### INPUT MATERIAL:
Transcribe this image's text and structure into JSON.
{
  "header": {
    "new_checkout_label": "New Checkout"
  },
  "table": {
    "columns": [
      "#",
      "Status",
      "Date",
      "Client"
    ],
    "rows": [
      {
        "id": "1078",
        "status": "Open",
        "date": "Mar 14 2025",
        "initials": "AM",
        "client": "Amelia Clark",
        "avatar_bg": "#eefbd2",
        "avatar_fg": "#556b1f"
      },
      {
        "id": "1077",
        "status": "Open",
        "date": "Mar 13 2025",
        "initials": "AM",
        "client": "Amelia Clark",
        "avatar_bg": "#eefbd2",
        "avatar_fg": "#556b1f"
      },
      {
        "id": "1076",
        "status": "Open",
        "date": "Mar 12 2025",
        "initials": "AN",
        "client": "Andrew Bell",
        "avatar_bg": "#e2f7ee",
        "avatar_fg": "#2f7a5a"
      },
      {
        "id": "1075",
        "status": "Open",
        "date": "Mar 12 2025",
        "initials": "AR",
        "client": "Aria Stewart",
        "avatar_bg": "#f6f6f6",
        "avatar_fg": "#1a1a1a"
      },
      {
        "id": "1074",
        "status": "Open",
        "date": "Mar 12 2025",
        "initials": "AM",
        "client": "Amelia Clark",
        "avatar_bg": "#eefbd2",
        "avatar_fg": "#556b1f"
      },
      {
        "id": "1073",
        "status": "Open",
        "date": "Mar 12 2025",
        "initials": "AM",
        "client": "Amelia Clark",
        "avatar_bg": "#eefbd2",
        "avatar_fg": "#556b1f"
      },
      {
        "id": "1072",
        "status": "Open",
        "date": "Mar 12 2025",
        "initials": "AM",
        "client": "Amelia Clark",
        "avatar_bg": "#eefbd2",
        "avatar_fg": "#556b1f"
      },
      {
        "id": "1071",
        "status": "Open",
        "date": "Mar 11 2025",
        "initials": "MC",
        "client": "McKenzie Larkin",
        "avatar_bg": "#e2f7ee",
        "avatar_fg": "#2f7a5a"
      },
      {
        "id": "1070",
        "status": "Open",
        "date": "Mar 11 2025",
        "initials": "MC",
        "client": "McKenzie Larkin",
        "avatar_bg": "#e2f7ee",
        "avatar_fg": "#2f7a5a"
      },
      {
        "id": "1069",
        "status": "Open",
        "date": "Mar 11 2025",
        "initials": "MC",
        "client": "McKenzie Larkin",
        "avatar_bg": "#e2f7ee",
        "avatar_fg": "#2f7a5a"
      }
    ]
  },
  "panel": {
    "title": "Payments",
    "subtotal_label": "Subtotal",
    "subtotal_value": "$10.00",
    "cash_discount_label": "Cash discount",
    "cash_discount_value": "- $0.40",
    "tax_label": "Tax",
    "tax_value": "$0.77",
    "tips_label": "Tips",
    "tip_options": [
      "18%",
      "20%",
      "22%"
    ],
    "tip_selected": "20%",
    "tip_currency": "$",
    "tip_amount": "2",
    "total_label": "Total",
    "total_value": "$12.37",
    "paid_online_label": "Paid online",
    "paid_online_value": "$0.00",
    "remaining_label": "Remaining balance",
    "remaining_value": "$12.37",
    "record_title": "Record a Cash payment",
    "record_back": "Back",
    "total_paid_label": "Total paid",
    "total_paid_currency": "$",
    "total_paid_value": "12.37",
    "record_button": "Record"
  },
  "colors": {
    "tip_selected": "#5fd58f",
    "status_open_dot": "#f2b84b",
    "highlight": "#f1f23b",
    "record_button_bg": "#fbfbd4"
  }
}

### PROBLEM DESCRIPTION:
Retype the material above, line by line, exactly.

### FULL RESPONSE:
Transcribe this image's text and structure into JSON.
{
  "header": {
    "new_checkout_label": "New Checkout"
  },
  "table": {
    "columns": [
      "#",
      "Status",
      "Date",
      "Client"
    ],
    "rows": [
      {
        "id": "1078",
        "status": "Open",
        "date": "Mar 14 2025",
        "initials": "AM",
        "client": "Amelia Clark",
        "avatar_bg": "#eefbd2",
        "avatar_fg": "#556b1f"
      },
      {
        "id": "1077",
        "status": "Open",
        "date": "Mar 13 2025",
        "initials": "AM",
        "client": "Amelia Clark",
        "avatar_bg": "#eefbd2",
        "avatar_fg": "#556b1f"
      },
      {
        "id": "1076",
        "status": "Open",
        "date": "Mar 12 2025",
        "initials": "AN",
        "client": "Andrew Bell",
        "avatar_bg": "#e2f7ee",
        "avatar_fg": "#2f7a5a"
      },
      {
        "id": "1075",
        "status": "Open",
        "date": "Mar 12 2025",
        "initials": "AR",
        "client": "Aria Stewart",
        "avatar_bg": "#f6f6f6",
        "avatar_fg": "#1a1a1a"
      },
      {
        "id": "1074",
        "status": "Open",
        "date": "Mar 12 2025",
        "initials": "AM",
        "client": "Amelia Clark",
        "avatar_bg": "#eefbd2",
        "avatar_fg": "#556b1f"
      },
      {
        "id": "1073",
        "status": "Open",
        "date": "Mar 12 2025",
        "initials": "AM",
        "client": "Amelia Clark",
        "avatar_bg": "#eefbd2",
        "avatar_fg": "#556b1f"
      },
      {
        "id": "1072",
        "status": "Open",
        "date": "Mar 12 2025",
        "initials": "AM",
        "client": "Amelia Clark",
        "avatar_bg": "#eefbd2",
        "avatar_fg": "#556b1f"
      },
      {
        "id": "1071",
        "status": "Open",
        "date": "Mar 11 2025",
        "initials": "MC",
        "client": "McKenzie Larkin",
        "avatar_bg": "#e2f7ee",
        "avatar_fg": "#2f7a5a"
      },
      {
        "id": "1070",
        "status": "Open",
        "date": "Mar 11 2025",
        "initials": "MC",
        "client": "McKenzie Larkin",
        "avatar_bg": "#e2f7ee",
        "avatar_fg": "#2f7a5a"
      },
      {
        "id": "1069",
        "status": "Open",
        "date": "Mar 11 2025",
        "initials": "MC",
        "client": "McKenzie Larkin",
        "avatar_bg": "#e2f7ee",
        "avatar_fg": "#2f7a5a"
      }
    ]
  },
  "panel": {
    "title": "Payments",
    "subtotal_label": "Subtotal",
    "subtotal_value": "$10.00",
    "cash_discount_label": "Cash discount",
    "cash_discount_value": "- $0.40",
    "tax_label": "Tax",
    "tax_value": "$0.77",
    "tips_label": "Tips",
    "tip_options": [
      "18%",
      "20%",
      "22%"
    ],
    "tip_selected": "20%",
    "tip_currency": "$",
    "tip_amount": "2",
    "total_label": "Total",
    "total_value": "$12.37",
    "paid_online_label": "Paid online",
    "paid_online_value": "$0.00",
    "remaining_label": "Remaining balance",
    "remaining_value": "$12.37",
    "record_title": "Record a Cash payment",
    "record_back": "Back",
    "total_paid_label": "Total paid",
    "total_paid_currency": "$",
    "total_paid_value": "12.37",
    "record_button": "Record"
  },
  "colors": {
    "tip_selected": "#5fd58f",
    "status_open_dot": "#f2b84b",
    "highlight": "#f1f23b",
    "record_button_bg": "#fbfbd4"
  }
}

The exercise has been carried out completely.